- **EJERCICIO 1**
Responde a partir del texto sobre Los demonios del mediodía:
(a) ¿Qué año acompaña al título Los demonios del mediodía?
(b) ¿A qué institución donó Caillois el cuarzo llamado "máscara griega"?
(c) Según las palabras de Caillois citadas, ¿de quiénes es la hora el mediodía?
- **EJERCICIO 2**
Prosigue el texto sobre Los demonios del mediodía a partir de su última frase.

- **TEXTO PROPORCIONADO**
====
Los demonios del mediodía (1936) es también un mineral. Tiene su fantasía y una belleza abstracta, tiene su dureza revestida de erizos, sus hábiles salientes disuasorios, y esa curiosa fiebre todavía, como de haber sido creado en puro fuego. Allí uno no lee frases sino caminos veteados, brillantes cuentecitas hechas de algo que llamaré una belleza psíquica, y ruego encarecidamente a sus futuros lectores que hagan oscilar sus páginas en dirección a la luz para que vean que ellas también despiden el cambiante tornasol de los cristalitos ensartados en la piedra. Caillois tenía mucho aprecio a dos cuarzos, uno de Uruguay y otro de jaspe, llamado “máscara griega”, que donó al Museo de Historia Natural de Francia. La mirada fija de aquel cuarzo de Uruguay, ese mapa de Marte que recorre toda la superficie de la máscara griega, a mí me parece que son como la inspiración natural de este libro. Creo que pertenecen a la clase de objetos lovecraftianos que sólo pueden producir una intensa excitación nerviosa o dejarte incapacitado para escribir una sola palabra.
¿Pero de qué habla este hermoso mineral, qué nos dice a nosotros, vivientes amenazados de sobrecogimiento y silencio? Caillois lo expresa con engañosa sencillez en el capítulo en que trata el tema de la sombra: nos habla de “un haz de creencias muy emparentadas, que conduce hacia el hecho de que el mediodía, la hora sin sombra, es la hora de los muertos”, que tampoco la proyectan. Por influencia de la literatura gótica que se filtra en el romanticismo, la noche como semillero de horrores ha privado al día de una condición no menos turbadora que la que acompaña a esas horas cedidas al juego de los espectros, cuando los sentidos que nos permiten sentirnos confiados enmudecen o se vuelven ciegos, mientras que aquellos que se habían visto atenuados al abrigo de la luz del día recrudecen las amenazas de cuanto nos rodea. No ver revela presencias que deduce el oír exacerbado, el ruidillo de la hoja contra el viento multiplicado por varios miles de años de sobresaltadas espirales en un tímpano. Pero ver nos hace dóciles a la costumbre y ciegos a las sorpresas, renuentes a recelar de cualquier compañía que nos sale en el camino sólo por el hecho de que el sol de mediodía esté brillando en lo alto.
====
- **DATOS PROPORCIONADOS**
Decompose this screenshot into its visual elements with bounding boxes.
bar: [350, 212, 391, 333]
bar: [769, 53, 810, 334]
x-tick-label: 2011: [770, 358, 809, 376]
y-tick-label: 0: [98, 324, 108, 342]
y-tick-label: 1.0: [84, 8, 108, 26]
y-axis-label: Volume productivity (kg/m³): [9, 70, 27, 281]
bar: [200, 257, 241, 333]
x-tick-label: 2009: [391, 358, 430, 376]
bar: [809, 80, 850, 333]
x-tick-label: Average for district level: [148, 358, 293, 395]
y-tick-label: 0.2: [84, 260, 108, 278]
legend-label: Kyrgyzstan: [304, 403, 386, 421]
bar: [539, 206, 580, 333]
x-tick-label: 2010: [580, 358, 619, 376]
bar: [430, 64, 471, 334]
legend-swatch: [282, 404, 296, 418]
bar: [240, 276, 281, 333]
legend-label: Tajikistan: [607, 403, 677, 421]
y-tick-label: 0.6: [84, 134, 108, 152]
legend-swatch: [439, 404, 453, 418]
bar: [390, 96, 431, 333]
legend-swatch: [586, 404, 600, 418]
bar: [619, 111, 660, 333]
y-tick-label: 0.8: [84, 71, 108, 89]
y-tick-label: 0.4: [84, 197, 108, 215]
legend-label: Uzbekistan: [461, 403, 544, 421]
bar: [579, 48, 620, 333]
====
- **RESULTADO DEL EJERCICIO 1**
(a) 1936.
(b) Al Museo de Historia Natural de Francia.
(c) De los muertos.

- **RESULTADO DEL EJERCICIO 2**
Caillois recorre la más recóndita literatura griega y parte de la latina para lanzarnos una serie de interrogantes, y, naturalmente (cfr. Paléologue), para encandilarnos con las respuestas: ¿por qué el mediodía era en Grecia “la hora religiosa por excelencia”? ¿Por qué señalaba “el término de los negocios serios y de las ocupaciones políticas”? ¿Qué tienen en común el Diente del Mediodía, el Pico del Mediodía, el Pic Mezzodi, el Vierinadel, el Zwöfstein, en cuyo peñón se aparece la Fylgja “como espectro del mediodía”, el Roc-Midi de Angles-sur-l’Anglin, y en Lohnberg la Piedra del Mediodía de “la comarca de Liegnitz, que proyecta su sombra sobre el prado llamado pradera del diablo”, y da a conocer la hora a los segadores? ¿Por qué enterraron los turcos una cuna de oro a la sombra del campanario de Mespelare, “dejando a los espíritus como guardianes”? ¿Por qué a las regiones más allá del río Hypasis, en la India, y en Siena, en la frontera entre Egipto y Etiopía, se les llama “las regiones sin sombra”? ¿Por qué en los templos de Grecia “se corren las cortinas a mitad del día y se prohíbe la entrada a los mortales”? ¿Por qué las mujeres y los niños no podían salir de casa a medianoche ni a mediodía? ¿Por qué no es conveniente dormir a la hora en que hemos dejado de proyectar sombra? ¿Dónde sentían las mujeres el impulso de la lascivia a que las arrastraba Sirio, “el astro nocivo”? ¿Cuál era el verdadero aspecto de las sirenas, “aquellas que desecan”, y cómo era su canto? ¿Existe alguna relación entre la “cabalgata de las brujas” y la Cacería Salvaje? ¿Quiénes son “la Bella de los Montes” y “el fantasma de las patas de asno”, que aparecen en los manuscritos mágicos siempre demasiado cerca de la Lamia?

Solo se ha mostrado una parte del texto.